BEGIN ITEMS

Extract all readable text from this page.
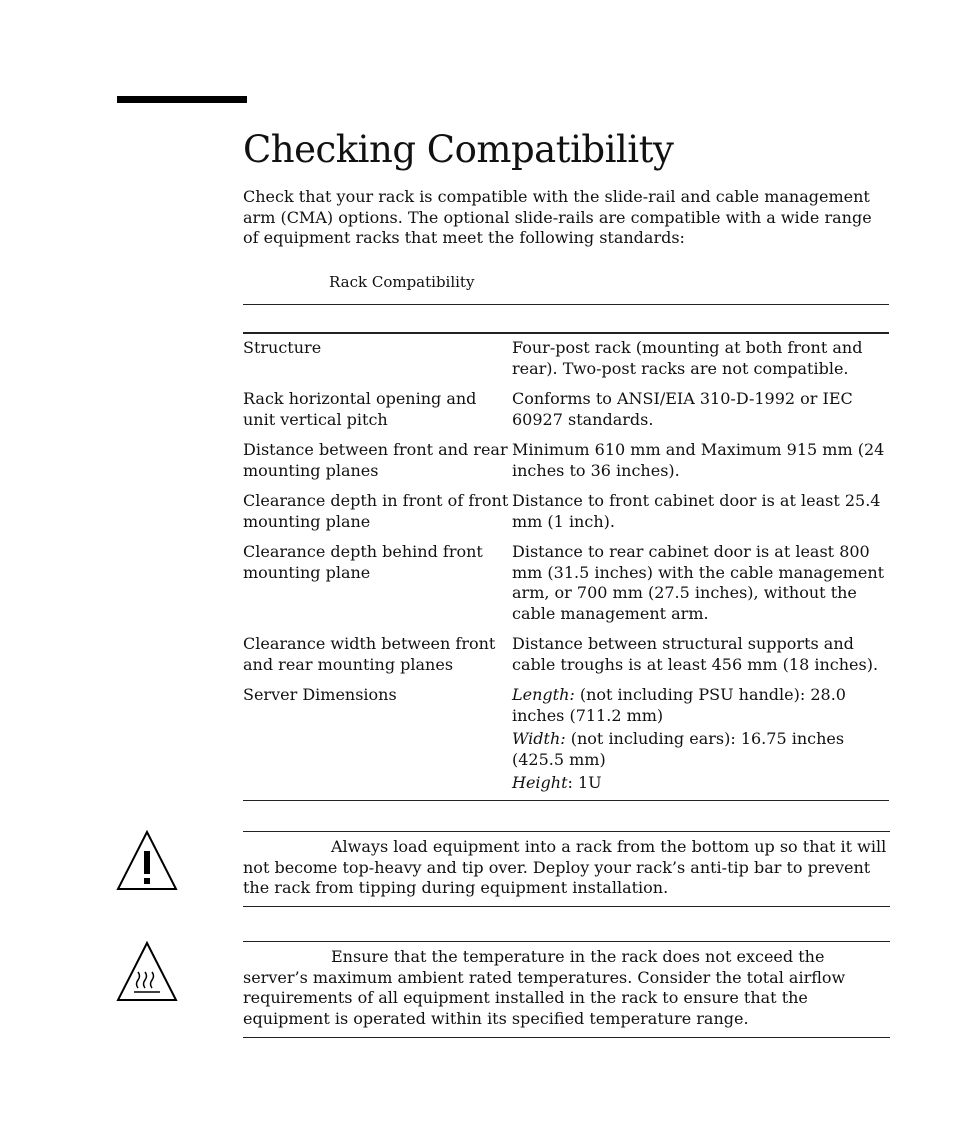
Checking Compatibility

Check that your rack is compatible with the slide-rail and cable management arm (CMA) options. The optional slide-rails are compatible with a wide range of equipment racks that meet the following standards:

Rack Compatibility
Structure	Four-post rack (mounting at both front and rear). Two-post racks are not compatible.
Rack horizontal opening and unit vertical pitch
Conforms to ANSI/EIA 310-D-1992 or IEC 60927 standards.
Distance between front and rear mounting planes
Minimum 610 mm and Maximum 915 mm (24 inches to 36 inches).
Clearance depth in front of front mounting plane
Distance to front cabinet door is at least 25.4 mm (1 inch).
Clearance depth behind front mounting plane
Distance to rear cabinet door is at least 800 mm (31.5 inches) with the cable management arm, or 700 mm (27.5 inches), without the cable management arm.
Clearance width between front and rear mounting planes
Distance between structural supports and cable troughs is at least 456 mm (18 inches).
Server Dimensions	Length: (not including PSU handle): 28.0 inches (711.2 mm)
Width: (not including ears): 16.75 inches (425.5 mm)
Height: 1U

Always load equipment into a rack from the bottom up so that it will not become top-heavy and tip over. Deploy your rack’s anti-tip bar to prevent the rack from tipping during equipment installation.

Ensure that the temperature in the rack does not exceed the server’s maximum ambient rated temperatures. Consider the total airflow requirements of all equipment installed in the rack to ensure that the equipment is operated within its specified temperature range.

END ITEMS

### STATED EXERCISE
In the records shown above, how many lines include the word "your"? Answer with the number only.

### ANSWER TO THE PROBLEM
2